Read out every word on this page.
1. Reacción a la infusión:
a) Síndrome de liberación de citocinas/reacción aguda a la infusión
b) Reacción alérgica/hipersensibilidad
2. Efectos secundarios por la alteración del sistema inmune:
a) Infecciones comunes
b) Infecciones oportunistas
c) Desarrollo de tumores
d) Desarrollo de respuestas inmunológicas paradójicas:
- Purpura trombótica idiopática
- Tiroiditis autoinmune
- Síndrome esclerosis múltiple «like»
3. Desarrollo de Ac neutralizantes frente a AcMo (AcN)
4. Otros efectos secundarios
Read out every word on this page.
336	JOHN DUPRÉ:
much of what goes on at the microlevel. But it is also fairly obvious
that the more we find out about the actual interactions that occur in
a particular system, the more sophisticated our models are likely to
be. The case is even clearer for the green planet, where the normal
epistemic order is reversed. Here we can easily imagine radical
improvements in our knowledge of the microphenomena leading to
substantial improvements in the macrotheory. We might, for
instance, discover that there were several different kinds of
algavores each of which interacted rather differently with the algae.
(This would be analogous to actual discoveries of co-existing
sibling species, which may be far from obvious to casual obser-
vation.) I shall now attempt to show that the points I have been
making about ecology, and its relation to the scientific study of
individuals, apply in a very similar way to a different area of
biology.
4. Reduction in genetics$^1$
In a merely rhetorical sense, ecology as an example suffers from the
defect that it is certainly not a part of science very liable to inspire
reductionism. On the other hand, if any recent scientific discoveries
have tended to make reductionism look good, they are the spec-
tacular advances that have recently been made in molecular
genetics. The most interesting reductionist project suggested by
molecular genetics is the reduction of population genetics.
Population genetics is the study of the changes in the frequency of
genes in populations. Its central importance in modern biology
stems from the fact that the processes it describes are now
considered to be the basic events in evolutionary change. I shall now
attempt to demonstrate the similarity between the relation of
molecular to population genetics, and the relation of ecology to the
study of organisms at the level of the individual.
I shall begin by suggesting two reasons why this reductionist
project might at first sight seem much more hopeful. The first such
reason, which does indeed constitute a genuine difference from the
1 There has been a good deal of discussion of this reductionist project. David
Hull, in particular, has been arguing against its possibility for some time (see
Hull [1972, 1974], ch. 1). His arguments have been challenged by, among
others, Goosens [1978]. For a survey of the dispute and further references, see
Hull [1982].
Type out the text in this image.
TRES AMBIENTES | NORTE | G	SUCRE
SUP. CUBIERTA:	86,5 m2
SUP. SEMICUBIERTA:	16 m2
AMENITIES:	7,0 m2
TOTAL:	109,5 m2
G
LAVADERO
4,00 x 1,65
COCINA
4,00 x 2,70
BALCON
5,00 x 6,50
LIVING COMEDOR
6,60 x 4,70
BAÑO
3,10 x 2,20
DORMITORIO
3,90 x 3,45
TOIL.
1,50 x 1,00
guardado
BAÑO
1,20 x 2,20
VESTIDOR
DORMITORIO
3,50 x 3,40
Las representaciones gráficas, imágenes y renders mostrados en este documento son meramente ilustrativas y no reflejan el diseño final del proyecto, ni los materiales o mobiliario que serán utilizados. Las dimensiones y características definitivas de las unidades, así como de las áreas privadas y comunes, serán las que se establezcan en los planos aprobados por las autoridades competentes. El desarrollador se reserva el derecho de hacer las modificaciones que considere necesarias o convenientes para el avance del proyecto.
******
What the task requires → Report every line in the data above in which the word "secundarios" appears.

Response to this task →
2. Efectos secundarios por la alteración del sistema inmune:
4. Otros efectos secundarios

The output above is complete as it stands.